Stored records

---+---

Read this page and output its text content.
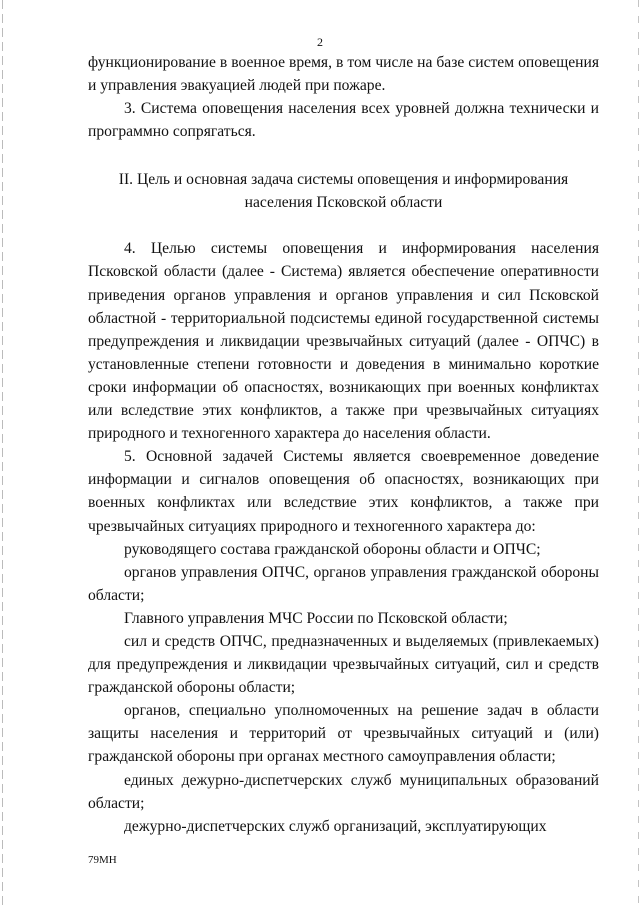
2

функционирование в военное время, в том числе на базе систем оповещения и управления эвакуацией людей при пожаре.

3. Система оповещения населения всех уровней должна технически и программно сопрягаться.

II. Цель и основная задача системы оповещения и информирования населения Псковской области

4. Целью системы оповещения и информирования населения Псковской области (далее - Система) является обеспечение оперативности приведения органов управления и органов управления и сил Псковской областной - территориальной подсистемы единой государственной системы предупреждения и ликвидации чрезвычайных ситуаций (далее - ОПЧС) в установленные степени готовности и доведения в минимально короткие сроки информации об опасностях, возникающих при военных конфликтах или вследствие этих конфликтов, а также при чрезвычайных ситуациях природного и техногенного характера до населения области.

5. Основной задачей Системы является своевременное доведение информации и сигналов оповещения об опасностях, возникающих при военных конфликтах или вследствие этих конфликтов, а также при чрезвычайных ситуациях природного и техногенного характера до:

руководящего состава гражданской обороны области и ОПЧС;

органов управления ОПЧС, органов управления гражданской обороны области;

Главного управления МЧС России по Псковской области;

сил и средств ОПЧС, предназначенных и выделяемых (привлекаемых) для предупреждения и ликвидации чрезвычайных ситуаций, сил и средств гражданской обороны области;

органов, специально уполномоченных на решение задач в области защиты населения и территорий от чрезвычайных ситуаций и (или) гражданской обороны при органах местного самоуправления области;

единых дежурно-диспетчерских служб муниципальных образований области;

дежурно-диспетчерских служб организаций, эксплуатирующих

79МН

---+---

■ **Problem to solve**:
Repeat the material above word for word and skip every image in it.

■ **Exercise answer**:
Read this page and output its text content.
2

функционирование в военное время, в том числе на базе систем оповещения и управления эвакуацией людей при пожаре.

3. Система оповещения населения всех уровней должна технически и программно сопрягаться.

II. Цель и основная задача системы оповещения и информирования населения Псковской области

4. Целью системы оповещения и информирования населения Псковской области (далее - Система) является обеспечение оперативности приведения органов управления и органов управления и сил Псковской областной - территориальной подсистемы единой государственной системы предупреждения и ликвидации чрезвычайных ситуаций (далее - ОПЧС) в установленные степени готовности и доведения в минимально короткие сроки информации об опасностях, возникающих при военных конфликтах или вследствие этих конфликтов, а также при чрезвычайных ситуациях природного и техногенного характера до населения области.

5. Основной задачей Системы является своевременное доведение информации и сигналов оповещения об опасностях, возникающих при военных конфликтах или вследствие этих конфликтов, а также при чрезвычайных ситуациях природного и техногенного характера до:

руководящего состава гражданской обороны области и ОПЧС;

органов управления ОПЧС, органов управления гражданской обороны области;

Главного управления МЧС России по Псковской области;

сил и средств ОПЧС, предназначенных и выделяемых (привлекаемых) для предупреждения и ликвидации чрезвычайных ситуаций, сил и средств гражданской обороны области;

органов, специально уполномоченных на решение задач в области защиты населения и территорий от чрезвычайных ситуаций и (или) гражданской обороны при органах местного самоуправления области;

единых дежурно-диспетчерских служб муниципальных образований области;

дежурно-диспетчерских служб организаций, эксплуатирующих

79МН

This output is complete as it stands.